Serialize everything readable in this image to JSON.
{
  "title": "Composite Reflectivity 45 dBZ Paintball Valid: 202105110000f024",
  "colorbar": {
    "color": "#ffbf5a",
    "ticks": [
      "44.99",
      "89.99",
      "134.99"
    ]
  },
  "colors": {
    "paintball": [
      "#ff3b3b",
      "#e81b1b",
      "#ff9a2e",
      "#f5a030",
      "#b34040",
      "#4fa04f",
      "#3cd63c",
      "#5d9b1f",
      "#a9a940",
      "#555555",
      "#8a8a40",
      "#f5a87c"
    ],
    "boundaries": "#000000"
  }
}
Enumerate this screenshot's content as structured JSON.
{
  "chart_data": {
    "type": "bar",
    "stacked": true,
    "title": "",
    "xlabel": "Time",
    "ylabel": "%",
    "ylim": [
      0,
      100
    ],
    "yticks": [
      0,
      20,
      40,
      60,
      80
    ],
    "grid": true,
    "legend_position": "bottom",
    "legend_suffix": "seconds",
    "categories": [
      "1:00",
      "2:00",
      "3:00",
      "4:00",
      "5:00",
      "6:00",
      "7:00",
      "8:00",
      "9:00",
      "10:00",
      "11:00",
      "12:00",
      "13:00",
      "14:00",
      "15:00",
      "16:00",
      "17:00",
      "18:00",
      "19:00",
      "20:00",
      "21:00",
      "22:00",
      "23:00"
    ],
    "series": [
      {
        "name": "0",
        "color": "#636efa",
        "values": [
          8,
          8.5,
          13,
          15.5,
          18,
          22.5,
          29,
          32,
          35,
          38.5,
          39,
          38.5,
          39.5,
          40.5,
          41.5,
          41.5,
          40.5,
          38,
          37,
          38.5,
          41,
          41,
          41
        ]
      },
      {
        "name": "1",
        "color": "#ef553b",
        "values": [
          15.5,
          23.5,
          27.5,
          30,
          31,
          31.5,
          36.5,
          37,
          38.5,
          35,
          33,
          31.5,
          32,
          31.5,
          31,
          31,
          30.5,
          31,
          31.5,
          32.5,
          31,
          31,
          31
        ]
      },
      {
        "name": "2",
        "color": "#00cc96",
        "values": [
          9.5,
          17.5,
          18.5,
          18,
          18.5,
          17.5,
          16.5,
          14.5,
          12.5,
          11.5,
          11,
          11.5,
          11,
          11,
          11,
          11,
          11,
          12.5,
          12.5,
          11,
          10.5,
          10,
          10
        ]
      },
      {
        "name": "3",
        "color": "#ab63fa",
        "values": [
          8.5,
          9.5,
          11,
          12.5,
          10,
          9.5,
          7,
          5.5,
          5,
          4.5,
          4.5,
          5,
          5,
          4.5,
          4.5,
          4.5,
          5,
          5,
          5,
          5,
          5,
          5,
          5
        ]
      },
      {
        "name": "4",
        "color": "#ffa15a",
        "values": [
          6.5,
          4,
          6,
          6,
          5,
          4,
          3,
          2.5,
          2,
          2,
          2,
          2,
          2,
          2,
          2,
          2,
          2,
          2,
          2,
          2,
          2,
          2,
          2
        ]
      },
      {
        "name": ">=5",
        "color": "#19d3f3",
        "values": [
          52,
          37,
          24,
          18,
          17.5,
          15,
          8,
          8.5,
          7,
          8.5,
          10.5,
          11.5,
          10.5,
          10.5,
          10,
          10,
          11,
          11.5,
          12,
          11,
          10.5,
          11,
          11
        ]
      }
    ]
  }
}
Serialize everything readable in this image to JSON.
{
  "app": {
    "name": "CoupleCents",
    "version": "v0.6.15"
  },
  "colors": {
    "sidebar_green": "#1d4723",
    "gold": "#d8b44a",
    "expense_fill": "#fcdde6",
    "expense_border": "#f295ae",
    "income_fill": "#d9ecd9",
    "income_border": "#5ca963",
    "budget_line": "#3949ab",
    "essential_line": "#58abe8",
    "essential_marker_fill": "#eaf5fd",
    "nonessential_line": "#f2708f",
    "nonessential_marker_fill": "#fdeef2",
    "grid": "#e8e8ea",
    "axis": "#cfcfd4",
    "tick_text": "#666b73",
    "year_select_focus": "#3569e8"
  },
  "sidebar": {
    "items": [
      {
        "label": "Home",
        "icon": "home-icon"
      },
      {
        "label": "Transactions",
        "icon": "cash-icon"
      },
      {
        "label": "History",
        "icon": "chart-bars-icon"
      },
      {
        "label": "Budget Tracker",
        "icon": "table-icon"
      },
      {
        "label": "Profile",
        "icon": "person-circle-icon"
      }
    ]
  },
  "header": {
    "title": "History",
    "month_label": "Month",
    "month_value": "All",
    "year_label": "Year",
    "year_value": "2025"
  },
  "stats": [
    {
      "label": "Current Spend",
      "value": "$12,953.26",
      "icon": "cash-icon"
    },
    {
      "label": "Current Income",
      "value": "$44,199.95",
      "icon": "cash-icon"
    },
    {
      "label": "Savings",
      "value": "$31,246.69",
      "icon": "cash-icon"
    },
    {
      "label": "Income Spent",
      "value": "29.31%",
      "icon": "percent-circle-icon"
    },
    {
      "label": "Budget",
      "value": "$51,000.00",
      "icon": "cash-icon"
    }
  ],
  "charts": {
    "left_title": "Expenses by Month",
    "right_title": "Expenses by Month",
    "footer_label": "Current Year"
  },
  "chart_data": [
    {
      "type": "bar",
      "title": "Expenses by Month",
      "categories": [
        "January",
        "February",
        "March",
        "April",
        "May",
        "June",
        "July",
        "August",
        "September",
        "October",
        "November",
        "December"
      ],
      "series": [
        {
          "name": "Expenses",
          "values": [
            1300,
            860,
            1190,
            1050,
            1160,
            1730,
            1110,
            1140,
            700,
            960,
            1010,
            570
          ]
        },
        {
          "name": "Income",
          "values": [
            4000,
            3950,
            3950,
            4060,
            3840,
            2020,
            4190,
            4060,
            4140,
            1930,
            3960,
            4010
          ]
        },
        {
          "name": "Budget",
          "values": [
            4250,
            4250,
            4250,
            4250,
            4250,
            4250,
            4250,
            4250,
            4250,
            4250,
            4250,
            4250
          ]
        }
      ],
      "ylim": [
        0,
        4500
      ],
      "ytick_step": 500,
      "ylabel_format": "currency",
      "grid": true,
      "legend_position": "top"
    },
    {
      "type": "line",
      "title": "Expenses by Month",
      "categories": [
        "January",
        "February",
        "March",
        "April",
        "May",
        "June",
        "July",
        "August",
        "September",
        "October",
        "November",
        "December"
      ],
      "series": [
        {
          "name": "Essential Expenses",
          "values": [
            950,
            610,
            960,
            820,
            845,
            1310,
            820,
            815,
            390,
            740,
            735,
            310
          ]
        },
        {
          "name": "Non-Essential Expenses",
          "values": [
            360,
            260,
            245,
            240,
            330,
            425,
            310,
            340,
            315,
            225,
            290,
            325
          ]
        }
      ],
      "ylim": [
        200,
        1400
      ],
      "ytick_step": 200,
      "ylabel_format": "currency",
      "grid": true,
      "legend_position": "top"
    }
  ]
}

#### Exercise requirements:
Write out the records shown above, exactly as they appear.

#### Output of the exercise:
Serialize everything readable in this image to JSON.
{
  "title": "Composite Reflectivity 45 dBZ Paintball Valid: 202105110000f024",
  "colorbar": {
    "color": "#ffbf5a",
    "ticks": [
      "44.99",
      "89.99",
      "134.99"
    ]
  },
  "colors": {
    "paintball": [
      "#ff3b3b",
      "#e81b1b",
      "#ff9a2e",
      "#f5a030",
      "#b34040",
      "#4fa04f",
      "#3cd63c",
      "#5d9b1f",
      "#a9a940",
      "#555555",
      "#8a8a40",
      "#f5a87c"
    ],
    "boundaries": "#000000"
  }
}
Enumerate this screenshot's content as structured JSON.
{
  "chart_data": {
    "type": "bar",
    "stacked": true,
    "title": "",
    "xlabel": "Time",
    "ylabel": "%",
    "ylim": [
      0,
      100
    ],
    "yticks": [
      0,
      20,
      40,
      60,
      80
    ],
    "grid": true,
    "legend_position": "bottom",
    "legend_suffix": "seconds",
    "categories": [
      "1:00",
      "2:00",
      "3:00",
      "4:00",
      "5:00",
      "6:00",
      "7:00",
      "8:00",
      "9:00",
      "10:00",
      "11:00",
      "12:00",
      "13:00",
      "14:00",
      "15:00",
      "16:00",
      "17:00",
      "18:00",
      "19:00",
      "20:00",
      "21:00",
      "22:00",
      "23:00"
    ],
    "series": [
      {
        "name": "0",
        "color": "#636efa",
        "values": [
          8,
          8.5,
          13,
          15.5,
          18,
          22.5,
          29,
          32,
          35,
          38.5,
          39,
          38.5,
          39.5,
          40.5,
          41.5,
          41.5,
          40.5,
          38,
          37,
          38.5,
          41,
          41,
          41
        ]
      },
      {
        "name": "1",
        "color": "#ef553b",
        "values": [
          15.5,
          23.5,
          27.5,
          30,
          31,
          31.5,
          36.5,
          37,
          38.5,
          35,
          33,
          31.5,
          32,
          31.5,
          31,
          31,
          30.5,
          31,
          31.5,
          32.5,
          31,
          31,
          31
        ]
      },
      {
        "name": "2",
        "color": "#00cc96",
        "values": [
          9.5,
          17.5,
          18.5,
          18,
          18.5,
          17.5,
          16.5,
          14.5,
          12.5,
          11.5,
          11,
          11.5,
          11,
          11,
          11,
          11,
          11,
          12.5,
          12.5,
          11,
          10.5,
          10,
          10
        ]
      },
      {
        "name": "3",
        "color": "#ab63fa",
        "values": [
          8.5,
          9.5,
          11,
          12.5,
          10,
          9.5,
          7,
          5.5,
          5,
          4.5,
          4.5,
          5,
          5,
          4.5,
          4.5,
          4.5,
          5,
          5,
          5,
          5,
          5,
          5,
          5
        ]
      },
      {
        "name": "4",
        "color": "#ffa15a",
        "values": [
          6.5,
          4,
          6,
          6,
          5,
          4,
          3,
          2.5,
          2,
          2,
          2,
          2,
          2,
          2,
          2,
          2,
          2,
          2,
          2,
          2,
          2,
          2,
          2
        ]
      },
      {
        "name": ">=5",
        "color": "#19d3f3",
        "values": [
          52,
          37,
          24,
          18,
          17.5,
          15,
          8,
          8.5,
          7,
          8.5,
          10.5,
          11.5,
          10.5,
          10.5,
          10,
          10,
          11,
          11.5,
          12,
          11,
          10.5,
          11,
          11
        ]
      }
    ]
  }
}
Serialize everything readable in this image to JSON.
{
  "app": {
    "name": "CoupleCents",
    "version": "v0.6.15"
  },
  "colors": {
    "sidebar_green": "#1d4723",
    "gold": "#d8b44a",
    "expense_fill": "#fcdde6",
    "expense_border": "#f295ae",
    "income_fill": "#d9ecd9",
    "income_border": "#5ca963",
    "budget_line": "#3949ab",
    "essential_line": "#58abe8",
    "essential_marker_fill": "#eaf5fd",
    "nonessential_line": "#f2708f",
    "nonessential_marker_fill": "#fdeef2",
    "grid": "#e8e8ea",
    "axis": "#cfcfd4",
    "tick_text": "#666b73",
    "year_select_focus": "#3569e8"
  },
  "sidebar": {
    "items": [
      {
        "label": "Home",
        "icon": "home-icon"
      },
      {
        "label": "Transactions",
        "icon": "cash-icon"
      },
      {
        "label": "History",
        "icon": "chart-bars-icon"
      },
      {
        "label": "Budget Tracker",
        "icon": "table-icon"
      },
      {
        "label": "Profile",
        "icon": "person-circle-icon"
      }
    ]
  },
  "header": {
    "title": "History",
    "month_label": "Month",
    "month_value": "All",
    "year_label": "Year",
    "year_value": "2025"
  },
  "stats": [
    {
      "label": "Current Spend",
      "value": "$12,953.26",
      "icon": "cash-icon"
    },
    {
      "label": "Current Income",
      "value": "$44,199.95",
      "icon": "cash-icon"
    },
    {
      "label": "Savings",
      "value": "$31,246.69",
      "icon": "cash-icon"
    },
    {
      "label": "Income Spent",
      "value": "29.31%",
      "icon": "percent-circle-icon"
    },
    {
      "label": "Budget",
      "value": "$51,000.00",
      "icon": "cash-icon"
    }
  ],
  "charts": {
    "left_title": "Expenses by Month",
    "right_title": "Expenses by Month",
    "footer_label": "Current Year"
  },
  "chart_data": [
    {
      "type": "bar",
      "title": "Expenses by Month",
      "categories": [
        "January",
        "February",
        "March",
        "April",
        "May",
        "June",
        "July",
        "August",
        "September",
        "October",
        "November",
        "December"
      ],
      "series": [
        {
          "name": "Expenses",
          "values": [
            1300,
            860,
            1190,
            1050,
            1160,
            1730,
            1110,
            1140,
            700,
            960,
            1010,
            570
          ]
        },
        {
          "name": "Income",
          "values": [
            4000,
            3950,
            3950,
            4060,
            3840,
            2020,
            4190,
            4060,
            4140,
            1930,
            3960,
            4010
          ]
        },
        {
          "name": "Budget",
          "values": [
            4250,
            4250,
            4250,
            4250,
            4250,
            4250,
            4250,
            4250,
            4250,
            4250,
            4250,
            4250
          ]
        }
      ],
      "ylim": [
        0,
        4500
      ],
      "ytick_step": 500,
      "ylabel_format": "currency",
      "grid": true,
      "legend_position": "top"
    },
    {
      "type": "line",
      "title": "Expenses by Month",
      "categories": [
        "January",
        "February",
        "March",
        "April",
        "May",
        "June",
        "July",
        "August",
        "September",
        "October",
        "November",
        "December"
      ],
      "series": [
        {
          "name": "Essential Expenses",
          "values": [
            950,
            610,
            960,
            820,
            845,
            1310,
            820,
            815,
            390,
            740,
            735,
            310
          ]
        },
        {
          "name": "Non-Essential Expenses",
          "values": [
            360,
            260,
            245,
            240,
            330,
            425,
            310,
            340,
            315,
            225,
            290,
            325
          ]
        }
      ],
      "ylim": [
        200,
        1400
      ],
      "ytick_step": 200,
      "ylabel_format": "currency",
      "grid": true,
      "legend_position": "top"
    }
  ]
}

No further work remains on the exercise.